[Recorded data]
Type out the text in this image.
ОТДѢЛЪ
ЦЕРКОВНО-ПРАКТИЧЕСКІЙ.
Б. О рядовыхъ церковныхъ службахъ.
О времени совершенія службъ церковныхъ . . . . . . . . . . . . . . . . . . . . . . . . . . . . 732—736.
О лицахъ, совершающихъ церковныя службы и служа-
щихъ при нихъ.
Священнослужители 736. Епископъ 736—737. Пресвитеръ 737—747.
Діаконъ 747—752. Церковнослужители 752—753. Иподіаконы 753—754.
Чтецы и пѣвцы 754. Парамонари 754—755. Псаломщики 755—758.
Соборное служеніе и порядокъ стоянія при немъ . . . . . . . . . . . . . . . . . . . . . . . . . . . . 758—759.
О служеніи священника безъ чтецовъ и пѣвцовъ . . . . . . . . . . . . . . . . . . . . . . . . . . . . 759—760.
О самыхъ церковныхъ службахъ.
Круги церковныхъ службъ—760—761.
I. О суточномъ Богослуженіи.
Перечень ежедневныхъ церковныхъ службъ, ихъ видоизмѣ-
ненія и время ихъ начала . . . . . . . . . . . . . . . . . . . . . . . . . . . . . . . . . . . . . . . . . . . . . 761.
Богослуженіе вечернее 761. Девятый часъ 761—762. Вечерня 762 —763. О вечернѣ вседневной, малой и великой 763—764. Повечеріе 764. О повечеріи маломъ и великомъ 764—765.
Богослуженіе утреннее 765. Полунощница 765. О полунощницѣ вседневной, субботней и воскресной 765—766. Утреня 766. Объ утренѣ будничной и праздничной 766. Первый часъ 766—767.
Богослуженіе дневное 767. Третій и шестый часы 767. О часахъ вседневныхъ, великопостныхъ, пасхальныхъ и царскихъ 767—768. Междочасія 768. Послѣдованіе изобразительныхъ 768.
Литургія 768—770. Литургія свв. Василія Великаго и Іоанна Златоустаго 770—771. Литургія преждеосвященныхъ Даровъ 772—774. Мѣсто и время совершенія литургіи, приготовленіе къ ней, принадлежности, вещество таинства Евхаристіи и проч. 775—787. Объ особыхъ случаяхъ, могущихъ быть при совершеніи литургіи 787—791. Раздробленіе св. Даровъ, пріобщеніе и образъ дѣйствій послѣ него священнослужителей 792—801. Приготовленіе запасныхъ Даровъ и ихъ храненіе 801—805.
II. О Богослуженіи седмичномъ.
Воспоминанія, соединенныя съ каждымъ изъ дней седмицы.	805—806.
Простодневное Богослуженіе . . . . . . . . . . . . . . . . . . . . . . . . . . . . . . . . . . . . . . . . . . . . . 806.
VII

> **Problem details**: Pick out every line with the string "время" and copy it.

> **Full solution**:
ненія и время ихъ начала . . . . . . . . . . . . . . . . . . . . . . . . . . . . . . . . . . . . . . . . . . . . . 761.
Литургія 768—770. Литургія свв. Василія Великаго и Іоанна Златоустаго 770—771. Литургія преждеосвященныхъ Даровъ 772—774. Мѣсто и время совершенія литургіи, приготовленіе къ ней, принадлежности, вещество таинства Евхаристіи и проч. 775—787. Объ особыхъ случаяхъ, могущихъ быть при совершеніи литургіи 787—791. Раздробленіе св. Даровъ, пріобщеніе и образъ дѣйствій послѣ него священнослужителей 792—801. Приготовленіе запасныхъ Даровъ и ихъ храненіе 801—805.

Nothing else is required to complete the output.